## WHAT IS NEEDED
Please copy the material from the line that has "Itemize the components" through the line that has "76, 780, 98]", replacing "chart-title" with "chart-heading" and leaving everything else unchanged. Leave out the pictures.

## SUPPLIED MATERIAL
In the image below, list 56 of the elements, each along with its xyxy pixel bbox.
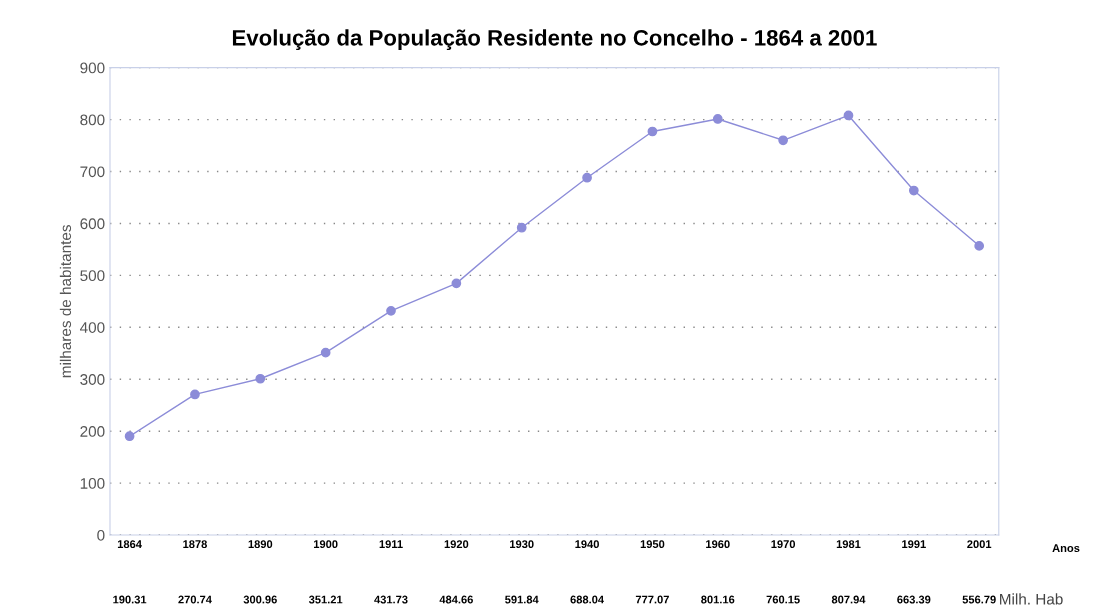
...
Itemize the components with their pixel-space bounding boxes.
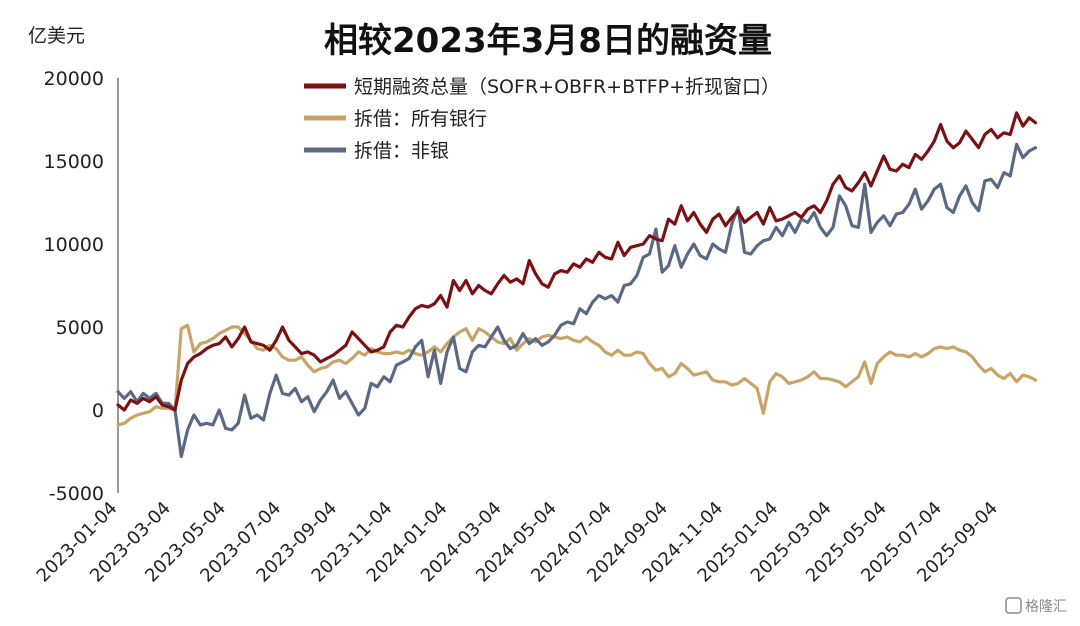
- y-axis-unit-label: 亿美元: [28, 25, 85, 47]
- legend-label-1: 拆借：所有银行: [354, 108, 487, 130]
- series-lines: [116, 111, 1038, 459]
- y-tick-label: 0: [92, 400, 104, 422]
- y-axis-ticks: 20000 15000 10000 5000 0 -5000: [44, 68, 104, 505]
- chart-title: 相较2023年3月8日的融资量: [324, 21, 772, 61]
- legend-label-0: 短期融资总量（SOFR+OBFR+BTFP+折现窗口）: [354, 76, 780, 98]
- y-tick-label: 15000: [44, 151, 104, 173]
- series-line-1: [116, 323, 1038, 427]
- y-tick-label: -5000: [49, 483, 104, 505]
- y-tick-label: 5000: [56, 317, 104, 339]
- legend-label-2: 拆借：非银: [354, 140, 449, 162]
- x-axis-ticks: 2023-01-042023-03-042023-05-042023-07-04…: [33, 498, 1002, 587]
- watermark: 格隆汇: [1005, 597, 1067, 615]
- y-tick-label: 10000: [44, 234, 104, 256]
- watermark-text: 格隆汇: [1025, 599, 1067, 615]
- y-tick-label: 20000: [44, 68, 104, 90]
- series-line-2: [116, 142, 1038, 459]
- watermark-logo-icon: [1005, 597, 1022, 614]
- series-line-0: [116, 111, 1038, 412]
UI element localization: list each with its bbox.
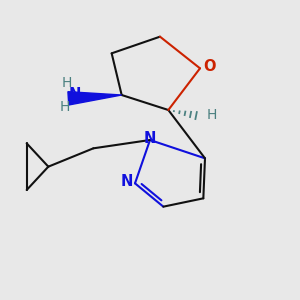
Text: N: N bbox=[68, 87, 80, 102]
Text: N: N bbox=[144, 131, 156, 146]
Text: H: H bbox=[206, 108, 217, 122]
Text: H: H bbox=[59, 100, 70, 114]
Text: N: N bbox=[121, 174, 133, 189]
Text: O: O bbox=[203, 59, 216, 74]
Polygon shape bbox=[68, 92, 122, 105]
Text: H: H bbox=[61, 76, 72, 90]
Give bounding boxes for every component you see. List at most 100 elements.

## TASK ANSWER
Itemize the components with their pixel-space bounding boxes.
- y-axis-unit-label: 亿美元: [28, 25, 85, 47]
- legend-label-1: 拆借：所有银行: [354, 108, 487, 130]
- series-lines: [116, 111, 1038, 459]
- y-tick-label: 0: [92, 400, 104, 422]
- y-axis-ticks: 20000 15000 10000 5000 0 -5000: [44, 68, 104, 505]
- chart-heading: 相较2023年3月8日的融资量: [324, 21, 772, 61]
- legend-label-0: 短期融资总量（SOFR+OBFR+BTFP+折现窗口）: [354, 76, 780, 98]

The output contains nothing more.